#### GIVEN RECORDS
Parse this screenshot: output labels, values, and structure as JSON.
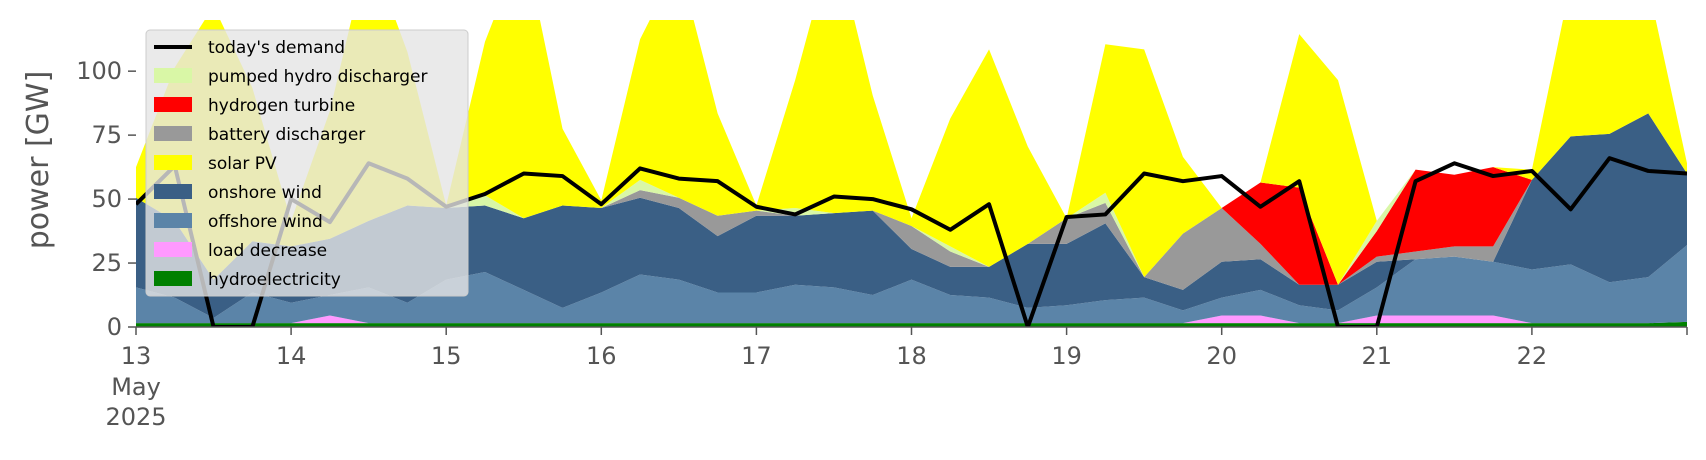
{
  "chart_data": {
    "type": "area",
    "title": "",
    "xlabel": "",
    "ylabel": "power [GW]",
    "ylim": [
      0,
      120
    ],
    "xlim": [
      0,
      10
    ],
    "yticks": [
      0,
      25,
      50,
      75,
      100
    ],
    "xticks": [
      {
        "x": 0,
        "label": "13"
      },
      {
        "x": 1,
        "label": "14"
      },
      {
        "x": 2,
        "label": "15"
      },
      {
        "x": 3,
        "label": "16"
      },
      {
        "x": 4,
        "label": "17"
      },
      {
        "x": 5,
        "label": "18"
      },
      {
        "x": 6,
        "label": "19"
      },
      {
        "x": 7,
        "label": "20"
      },
      {
        "x": 8,
        "label": "21"
      },
      {
        "x": 9,
        "label": "22"
      }
    ],
    "x_sublabels": [
      "May",
      "2025"
    ],
    "background": "#ffffff",
    "legend_position": "upper left",
    "x_points": [
      0,
      0.25,
      0.5,
      0.75,
      1,
      1.25,
      1.5,
      1.75,
      2,
      2.25,
      2.5,
      2.75,
      3,
      3.25,
      3.5,
      3.75,
      4,
      4.25,
      4.5,
      4.75,
      5,
      5.25,
      5.5,
      5.75,
      6,
      6.25,
      6.5,
      6.75,
      7,
      7.25,
      7.5,
      7.75,
      8,
      8.25,
      8.5,
      8.75,
      9,
      9.25,
      9.5,
      9.75,
      10
    ],
    "series": [
      {
        "name": "hydroelectricity",
        "color": "#008000",
        "values": [
          1.5,
          1.5,
          1.5,
          1.5,
          1.5,
          1.5,
          1.5,
          1.5,
          1.5,
          1.5,
          1.5,
          1.5,
          1.5,
          1.5,
          1.5,
          1.5,
          1.5,
          1.5,
          1.5,
          1.5,
          1.5,
          1.5,
          1.5,
          1.5,
          1.5,
          1.5,
          1.5,
          1.5,
          1.5,
          1.5,
          1.5,
          1.5,
          1.5,
          1.5,
          1.5,
          1.5,
          1.5,
          1.5,
          1.5,
          1.5,
          2
        ]
      },
      {
        "name": "load decrease",
        "color": "#ff99ff",
        "values": [
          0,
          0,
          0,
          0,
          0,
          3,
          0,
          0,
          0,
          0,
          0,
          0,
          0,
          0,
          0,
          0,
          0,
          0,
          0,
          0,
          0,
          0,
          0,
          0,
          0,
          0,
          0,
          0,
          3,
          3,
          0,
          0,
          3,
          3,
          3,
          3,
          0,
          0,
          0,
          0,
          0
        ]
      },
      {
        "name": "offshore wind",
        "color": "#5b84a8",
        "values": [
          14,
          10,
          2,
          12,
          8,
          8,
          14,
          8,
          17,
          20,
          13,
          6,
          12,
          19,
          17,
          12,
          12,
          15,
          14,
          11,
          17,
          11,
          10,
          6,
          7,
          9,
          10,
          5,
          7,
          10,
          7,
          5,
          11,
          22,
          23,
          21,
          21,
          23,
          16,
          18,
          30
        ]
      },
      {
        "name": "onshore wind",
        "color": "#3a5f85",
        "values": [
          35,
          30,
          15,
          20,
          22,
          22,
          26,
          38,
          28,
          26,
          28,
          40,
          33,
          30,
          28,
          22,
          30,
          27,
          29,
          33,
          12,
          11,
          12,
          25,
          24,
          30,
          8,
          8,
          14,
          12,
          8,
          10,
          10,
          0,
          0,
          0,
          35,
          50,
          58,
          64,
          28
        ]
      },
      {
        "name": "battery discharger",
        "color": "#999999",
        "values": [
          0,
          0,
          0,
          0,
          0,
          0,
          0,
          0,
          0,
          0,
          0,
          0,
          0,
          3,
          4,
          8,
          2,
          0,
          0,
          0,
          9,
          6,
          0,
          0,
          10,
          8,
          0,
          22,
          21,
          6,
          0,
          0,
          2,
          3,
          4,
          6,
          0,
          0,
          0,
          0,
          0
        ]
      },
      {
        "name": "hydrogen turbine",
        "color": "#ff0000",
        "values": [
          0,
          0,
          0,
          0,
          0,
          0,
          0,
          0,
          0,
          0,
          0,
          0,
          0,
          0,
          0,
          0,
          0,
          0,
          0,
          0,
          0,
          0,
          0,
          0,
          0,
          0,
          0,
          0,
          0,
          24,
          38,
          0,
          10,
          32,
          28,
          31,
          0,
          0,
          0,
          0,
          0
        ]
      },
      {
        "name": "pumped hydro discharger",
        "color": "#d9f7a6",
        "values": [
          0,
          0,
          0,
          0,
          0,
          0,
          0,
          0,
          0,
          4,
          0,
          0,
          0,
          4,
          0,
          0,
          0,
          3,
          0,
          0,
          0,
          2,
          0,
          0,
          0,
          4,
          0,
          0,
          0,
          0,
          0,
          0,
          4,
          0,
          0,
          0,
          0,
          0,
          0,
          0,
          0
        ]
      },
      {
        "name": "solar PV",
        "color": "#ffff00",
        "values": [
          12,
          60,
          107,
          60,
          10,
          50,
          107,
          60,
          1,
          60,
          108,
          30,
          3,
          55,
          92,
          40,
          2,
          50,
          108,
          45,
          3,
          50,
          85,
          38,
          0,
          58,
          89,
          30,
          0,
          0,
          60,
          80,
          0,
          0,
          0,
          0,
          4,
          60,
          90,
          50,
          4
        ]
      },
      {
        "name": "today's demand",
        "color": "#000000",
        "kind": "line",
        "values": [
          48,
          63,
          0,
          0,
          50,
          41,
          64,
          58,
          47,
          52,
          60,
          59,
          48,
          62,
          58,
          57,
          47,
          44,
          51,
          50,
          46,
          38,
          48,
          0,
          43,
          44,
          60,
          57,
          59,
          47,
          57,
          0,
          0,
          57,
          64,
          59,
          61,
          46,
          66,
          61,
          60
        ]
      }
    ]
  }
}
########
WHAT TO WORK ON =
Make an exact copy of every entry above, minus the images.

THE ANSWER =
Parse this screenshot: output labels, values, and structure as JSON.
{
  "chart_data": {
    "type": "area",
    "title": "",
    "xlabel": "",
    "ylabel": "power [GW]",
    "ylim": [
      0,
      120
    ],
    "xlim": [
      0,
      10
    ],
    "yticks": [
      0,
      25,
      50,
      75,
      100
    ],
    "xticks": [
      {
        "x": 0,
        "label": "13"
      },
      {
        "x": 1,
        "label": "14"
      },
      {
        "x": 2,
        "label": "15"
      },
      {
        "x": 3,
        "label": "16"
      },
      {
        "x": 4,
        "label": "17"
      },
      {
        "x": 5,
        "label": "18"
      },
      {
        "x": 6,
        "label": "19"
      },
      {
        "x": 7,
        "label": "20"
      },
      {
        "x": 8,
        "label": "21"
      },
      {
        "x": 9,
        "label": "22"
      }
    ],
    "x_sublabels": [
      "May",
      "2025"
    ],
    "background": "#ffffff",
    "legend_position": "upper left",
    "x_points": [
      0,
      0.25,
      0.5,
      0.75,
      1,
      1.25,
      1.5,
      1.75,
      2,
      2.25,
      2.5,
      2.75,
      3,
      3.25,
      3.5,
      3.75,
      4,
      4.25,
      4.5,
      4.75,
      5,
      5.25,
      5.5,
      5.75,
      6,
      6.25,
      6.5,
      6.75,
      7,
      7.25,
      7.5,
      7.75,
      8,
      8.25,
      8.5,
      8.75,
      9,
      9.25,
      9.5,
      9.75,
      10
    ],
    "series": [
      {
        "name": "hydroelectricity",
        "color": "#008000",
        "values": [
          1.5,
          1.5,
          1.5,
          1.5,
          1.5,
          1.5,
          1.5,
          1.5,
          1.5,
          1.5,
          1.5,
          1.5,
          1.5,
          1.5,
          1.5,
          1.5,
          1.5,
          1.5,
          1.5,
          1.5,
          1.5,
          1.5,
          1.5,
          1.5,
          1.5,
          1.5,
          1.5,
          1.5,
          1.5,
          1.5,
          1.5,
          1.5,
          1.5,
          1.5,
          1.5,
          1.5,
          1.5,
          1.5,
          1.5,
          1.5,
          2
        ]
      },
      {
        "name": "load decrease",
        "color": "#ff99ff",
        "values": [
          0,
          0,
          0,
          0,
          0,
          3,
          0,
          0,
          0,
          0,
          0,
          0,
          0,
          0,
          0,
          0,
          0,
          0,
          0,
          0,
          0,
          0,
          0,
          0,
          0,
          0,
          0,
          0,
          3,
          3,
          0,
          0,
          3,
          3,
          3,
          3,
          0,
          0,
          0,
          0,
          0
        ]
      },
      {
        "name": "offshore wind",
        "color": "#5b84a8",
        "values": [
          14,
          10,
          2,
          12,
          8,
          8,
          14,
          8,
          17,
          20,
          13,
          6,
          12,
          19,
          17,
          12,
          12,
          15,
          14,
          11,
          17,
          11,
          10,
          6,
          7,
          9,
          10,
          5,
          7,
          10,
          7,
          5,
          11,
          22,
          23,
          21,
          21,
          23,
          16,
          18,
          30
        ]
      },
      {
        "name": "onshore wind",
        "color": "#3a5f85",
        "values": [
          35,
          30,
          15,
          20,
          22,
          22,
          26,
          38,
          28,
          26,
          28,
          40,
          33,
          30,
          28,
          22,
          30,
          27,
          29,
          33,
          12,
          11,
          12,
          25,
          24,
          30,
          8,
          8,
          14,
          12,
          8,
          10,
          10,
          0,
          0,
          0,
          35,
          50,
          58,
          64,
          28
        ]
      },
      {
        "name": "battery discharger",
        "color": "#999999",
        "values": [
          0,
          0,
          0,
          0,
          0,
          0,
          0,
          0,
          0,
          0,
          0,
          0,
          0,
          3,
          4,
          8,
          2,
          0,
          0,
          0,
          9,
          6,
          0,
          0,
          10,
          8,
          0,
          22,
          21,
          6,
          0,
          0,
          2,
          3,
          4,
          6,
          0,
          0,
          0,
          0,
          0
        ]
      },
      {
        "name": "hydrogen turbine",
        "color": "#ff0000",
        "values": [
          0,
          0,
          0,
          0,
          0,
          0,
          0,
          0,
          0,
          0,
          0,
          0,
          0,
          0,
          0,
          0,
          0,
          0,
          0,
          0,
          0,
          0,
          0,
          0,
          0,
          0,
          0,
          0,
          0,
          24,
          38,
          0,
          10,
          32,
          28,
          31,
          0,
          0,
          0,
          0,
          0
        ]
      },
      {
        "name": "pumped hydro discharger",
        "color": "#d9f7a6",
        "values": [
          0,
          0,
          0,
          0,
          0,
          0,
          0,
          0,
          0,
          4,
          0,
          0,
          0,
          4,
          0,
          0,
          0,
          3,
          0,
          0,
          0,
          2,
          0,
          0,
          0,
          4,
          0,
          0,
          0,
          0,
          0,
          0,
          4,
          0,
          0,
          0,
          0,
          0,
          0,
          0,
          0
        ]
      },
      {
        "name": "solar PV",
        "color": "#ffff00",
        "values": [
          12,
          60,
          107,
          60,
          10,
          50,
          107,
          60,
          1,
          60,
          108,
          30,
          3,
          55,
          92,
          40,
          2,
          50,
          108,
          45,
          3,
          50,
          85,
          38,
          0,
          58,
          89,
          30,
          0,
          0,
          60,
          80,
          0,
          0,
          0,
          0,
          4,
          60,
          90,
          50,
          4
        ]
      },
      {
        "name": "today's demand",
        "color": "#000000",
        "kind": "line",
        "values": [
          48,
          63,
          0,
          0,
          50,
          41,
          64,
          58,
          47,
          52,
          60,
          59,
          48,
          62,
          58,
          57,
          47,
          44,
          51,
          50,
          46,
          38,
          48,
          0,
          43,
          44,
          60,
          57,
          59,
          47,
          57,
          0,
          0,
          57,
          64,
          59,
          61,
          46,
          66,
          61,
          60
        ]
      }
    ]
  }
}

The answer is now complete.